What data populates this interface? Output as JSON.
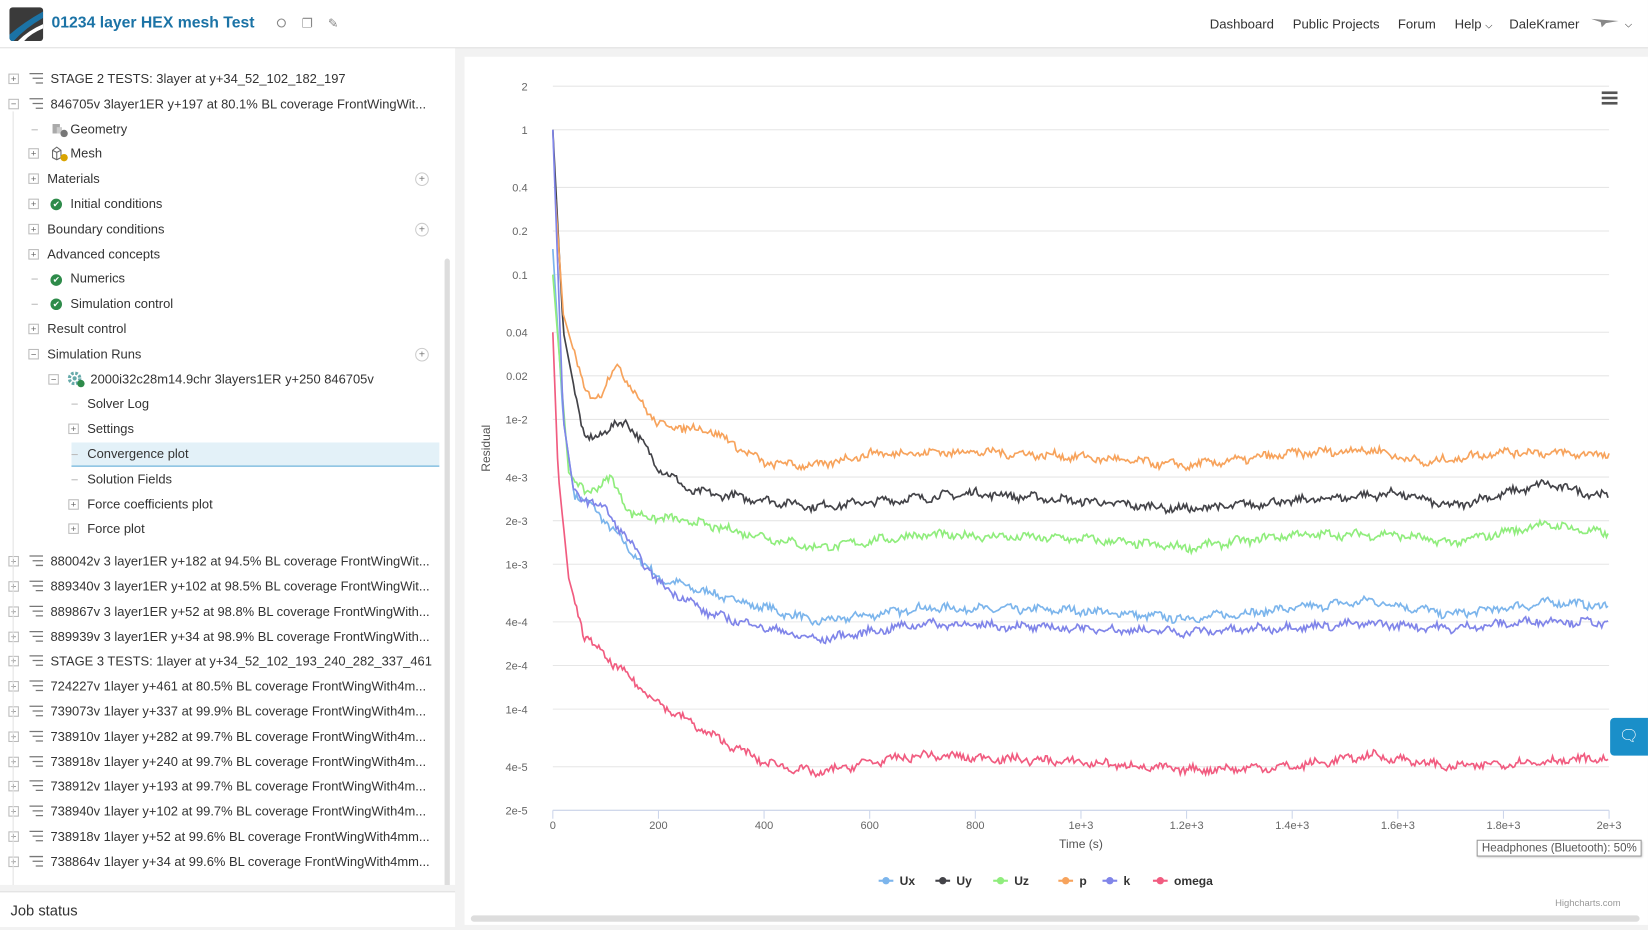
{
  "header": {
    "title": "01234 layer HEX mesh Test",
    "nav": [
      "Dashboard",
      "Public Projects",
      "Forum",
      "Help",
      "DaleKramer"
    ]
  },
  "tree": [
    {
      "lvl": 0,
      "exp": "plus",
      "icon": "list",
      "label": "STAGE 2 TESTS: 3layer at y+34_52_102_182_197"
    },
    {
      "lvl": 0,
      "exp": "minus",
      "icon": "list",
      "label": "846705v 3layer1ER y+197 at 80.1% BL coverage FrontWingWit..."
    },
    {
      "lvl": 1,
      "exp": "line",
      "icon": "geometry",
      "label": "Geometry"
    },
    {
      "lvl": 1,
      "exp": "plus",
      "icon": "mesh",
      "label": "Mesh"
    },
    {
      "lvl": 1,
      "exp": "plus",
      "icon": "none",
      "label": "Materials",
      "add": true
    },
    {
      "lvl": 1,
      "exp": "plus",
      "icon": "check",
      "label": "Initial conditions"
    },
    {
      "lvl": 1,
      "exp": "plus",
      "icon": "none",
      "label": "Boundary conditions",
      "add": true
    },
    {
      "lvl": 1,
      "exp": "plus",
      "icon": "none",
      "label": "Advanced concepts"
    },
    {
      "lvl": 1,
      "exp": "line",
      "icon": "check",
      "label": "Numerics"
    },
    {
      "lvl": 1,
      "exp": "line",
      "icon": "check",
      "label": "Simulation control"
    },
    {
      "lvl": 1,
      "exp": "plus",
      "icon": "none",
      "label": "Result control"
    },
    {
      "lvl": 1,
      "exp": "minus",
      "icon": "none",
      "label": "Simulation Runs",
      "add": true
    },
    {
      "lvl": 2,
      "exp": "minus",
      "icon": "gear",
      "label": "2000i32c28m14.9chr 3layers1ER y+250 846705v"
    },
    {
      "lvl": 3,
      "exp": "line",
      "icon": "none",
      "label": "Solver Log"
    },
    {
      "lvl": 3,
      "exp": "plus",
      "icon": "none",
      "label": "Settings"
    },
    {
      "lvl": 3,
      "exp": "line",
      "icon": "none",
      "label": "Convergence plot",
      "selected": true
    },
    {
      "lvl": 3,
      "exp": "line",
      "icon": "none",
      "label": "Solution Fields"
    },
    {
      "lvl": 3,
      "exp": "plus",
      "icon": "none",
      "label": "Force coefficients plot"
    },
    {
      "lvl": 3,
      "exp": "plus",
      "icon": "none",
      "label": "Force plot"
    },
    {
      "lvl": 0,
      "exp": "plus",
      "icon": "list",
      "label": "880042v 3 layer1ER y+182 at 94.5% BL coverage FrontWingWit..."
    },
    {
      "lvl": 0,
      "exp": "plus",
      "icon": "list",
      "label": "889340v 3 layer1ER y+102 at 98.5% BL coverage FrontWingWit..."
    },
    {
      "lvl": 0,
      "exp": "plus",
      "icon": "list",
      "label": "889867v 3 layer1ER y+52 at 98.8% BL coverage FrontWingWith..."
    },
    {
      "lvl": 0,
      "exp": "plus",
      "icon": "list",
      "label": "889939v 3 layer1ER y+34 at 98.9% BL coverage FrontWingWith..."
    },
    {
      "lvl": 0,
      "exp": "plus",
      "icon": "list",
      "label": "STAGE 3 TESTS: 1layer at y+34_52_102_193_240_282_337_461"
    },
    {
      "lvl": 0,
      "exp": "plus",
      "icon": "list",
      "label": "724227v 1layer y+461 at 80.5% BL coverage FrontWingWith4m..."
    },
    {
      "lvl": 0,
      "exp": "plus",
      "icon": "list",
      "label": "739073v 1layer y+337 at 99.9% BL coverage FrontWingWith4m..."
    },
    {
      "lvl": 0,
      "exp": "plus",
      "icon": "list",
      "label": "738910v 1layer y+282 at 99.7% BL coverage FrontWingWith4m..."
    },
    {
      "lvl": 0,
      "exp": "plus",
      "icon": "list",
      "label": "738918v 1layer y+240 at 99.7% BL coverage FrontWingWith4m..."
    },
    {
      "lvl": 0,
      "exp": "plus",
      "icon": "list",
      "label": "738912v 1layer y+193 at 99.7% BL coverage FrontWingWith4m..."
    },
    {
      "lvl": 0,
      "exp": "plus",
      "icon": "list",
      "label": "738940v 1layer y+102 at 99.7% BL coverage FrontWingWith4m..."
    },
    {
      "lvl": 0,
      "exp": "plus",
      "icon": "list",
      "label": "738918v 1layer y+52 at 99.6% BL coverage FrontWingWith4mm..."
    },
    {
      "lvl": 0,
      "exp": "plus",
      "icon": "list",
      "label": "738864v 1layer y+34 at 99.6% BL coverage FrontWingWith4mm..."
    }
  ],
  "job_status": "Job status",
  "tooltip": "Headphones (Bluetooth): 50%",
  "credits": "Highcharts.com",
  "chart_data": {
    "type": "line",
    "xlabel": "Time (s)",
    "ylabel": "Residual",
    "xlim": [
      0,
      2000
    ],
    "ylim": [
      2e-05,
      2
    ],
    "yscale": "log",
    "xticks": [
      0,
      200,
      400,
      600,
      800,
      1000,
      1200,
      1400,
      1600,
      1800,
      2000
    ],
    "xtick_labels": [
      "0",
      "200",
      "400",
      "600",
      "800",
      "1e+3",
      "1.2e+3",
      "1.4e+3",
      "1.6e+3",
      "1.8e+3",
      "2e+3"
    ],
    "yticks": [
      2,
      1,
      0.4,
      0.2,
      0.1,
      0.04,
      0.02,
      0.01,
      0.004,
      0.002,
      0.001,
      0.0004,
      0.0002,
      0.0001,
      4e-05,
      2e-05
    ],
    "ytick_labels": [
      "2",
      "1",
      "0.4",
      "0.2",
      "0.1",
      "0.04",
      "0.02",
      "1e-2",
      "4e-3",
      "2e-3",
      "1e-3",
      "4e-4",
      "2e-4",
      "1e-4",
      "4e-5",
      "2e-5"
    ],
    "legend_position": "bottom",
    "series": [
      {
        "name": "Ux",
        "color": "#7cb5ec",
        "points": [
          [
            0,
            0.15
          ],
          [
            20,
            0.0098
          ],
          [
            40,
            0.0031
          ],
          [
            80,
            0.0024
          ],
          [
            150,
            0.0012
          ],
          [
            200,
            0.0008
          ],
          [
            300,
            0.00063
          ],
          [
            500,
            0.0004
          ],
          [
            700,
            0.0005
          ],
          [
            1000,
            0.00048
          ],
          [
            1200,
            0.00042
          ],
          [
            1550,
            0.00056
          ],
          [
            1700,
            0.00045
          ],
          [
            1900,
            0.00055
          ],
          [
            2000,
            0.00051
          ]
        ]
      },
      {
        "name": "Uy",
        "color": "#434348",
        "points": [
          [
            0,
            1
          ],
          [
            10,
            0.2
          ],
          [
            20,
            0.04
          ],
          [
            60,
            0.0071
          ],
          [
            140,
            0.0098
          ],
          [
            200,
            0.0047
          ],
          [
            260,
            0.0032
          ],
          [
            500,
            0.0025
          ],
          [
            800,
            0.0031
          ],
          [
            1200,
            0.0024
          ],
          [
            1600,
            0.0031
          ],
          [
            1700,
            0.0025
          ],
          [
            1880,
            0.0036
          ],
          [
            2000,
            0.0029
          ]
        ]
      },
      {
        "name": "Uz",
        "color": "#90ed7d",
        "points": [
          [
            0,
            0.1
          ],
          [
            30,
            0.0043
          ],
          [
            60,
            0.0031
          ],
          [
            110,
            0.0039
          ],
          [
            150,
            0.0022
          ],
          [
            250,
            0.002
          ],
          [
            500,
            0.0013
          ],
          [
            700,
            0.0016
          ],
          [
            1000,
            0.0015
          ],
          [
            1200,
            0.0013
          ],
          [
            1400,
            0.0016
          ],
          [
            1600,
            0.0016
          ],
          [
            1700,
            0.0014
          ],
          [
            1880,
            0.0019
          ],
          [
            2000,
            0.0016
          ]
        ]
      },
      {
        "name": "p",
        "color": "#f7a35c",
        "points": [
          [
            5,
            0.33
          ],
          [
            20,
            0.053
          ],
          [
            60,
            0.016
          ],
          [
            90,
            0.014
          ],
          [
            120,
            0.025
          ],
          [
            150,
            0.016
          ],
          [
            200,
            0.0092
          ],
          [
            300,
            0.0084
          ],
          [
            400,
            0.005
          ],
          [
            500,
            0.0048
          ],
          [
            600,
            0.0058
          ],
          [
            800,
            0.006
          ],
          [
            1000,
            0.0055
          ],
          [
            1200,
            0.0048
          ],
          [
            1400,
            0.0058
          ],
          [
            1550,
            0.0062
          ],
          [
            1650,
            0.005
          ],
          [
            1800,
            0.006
          ],
          [
            2000,
            0.0057
          ]
        ]
      },
      {
        "name": "k",
        "color": "#8085e9",
        "points": [
          [
            0,
            1
          ],
          [
            20,
            0.0098
          ],
          [
            40,
            0.0031
          ],
          [
            100,
            0.0024
          ],
          [
            200,
            0.00074
          ],
          [
            300,
            0.00045
          ],
          [
            500,
            0.0003
          ],
          [
            700,
            0.00039
          ],
          [
            1000,
            0.00036
          ],
          [
            1200,
            0.00034
          ],
          [
            1550,
            0.00039
          ],
          [
            1700,
            0.00036
          ],
          [
            1880,
            0.00041
          ],
          [
            2000,
            0.00039
          ]
        ]
      },
      {
        "name": "omega",
        "color": "#f15c80",
        "points": [
          [
            0,
            0.04
          ],
          [
            10,
            0.0043
          ],
          [
            30,
            0.0008
          ],
          [
            60,
            0.00032
          ],
          [
            100,
            0.00023
          ],
          [
            200,
            0.00011
          ],
          [
            300,
            6.6e-05
          ],
          [
            400,
            4.3e-05
          ],
          [
            500,
            3.6e-05
          ],
          [
            600,
            4.3e-05
          ],
          [
            700,
            4.8e-05
          ],
          [
            1000,
            4.3e-05
          ],
          [
            1200,
            3.8e-05
          ],
          [
            1400,
            4e-05
          ],
          [
            1550,
            4.8e-05
          ],
          [
            1700,
            4e-05
          ],
          [
            1850,
            4.3e-05
          ],
          [
            2000,
            4.6e-05
          ]
        ]
      }
    ]
  }
}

====

## STATED EXERCISE
Count all lines of the data that include "plot". The answer is the number alone.

## FULL ANSWER
3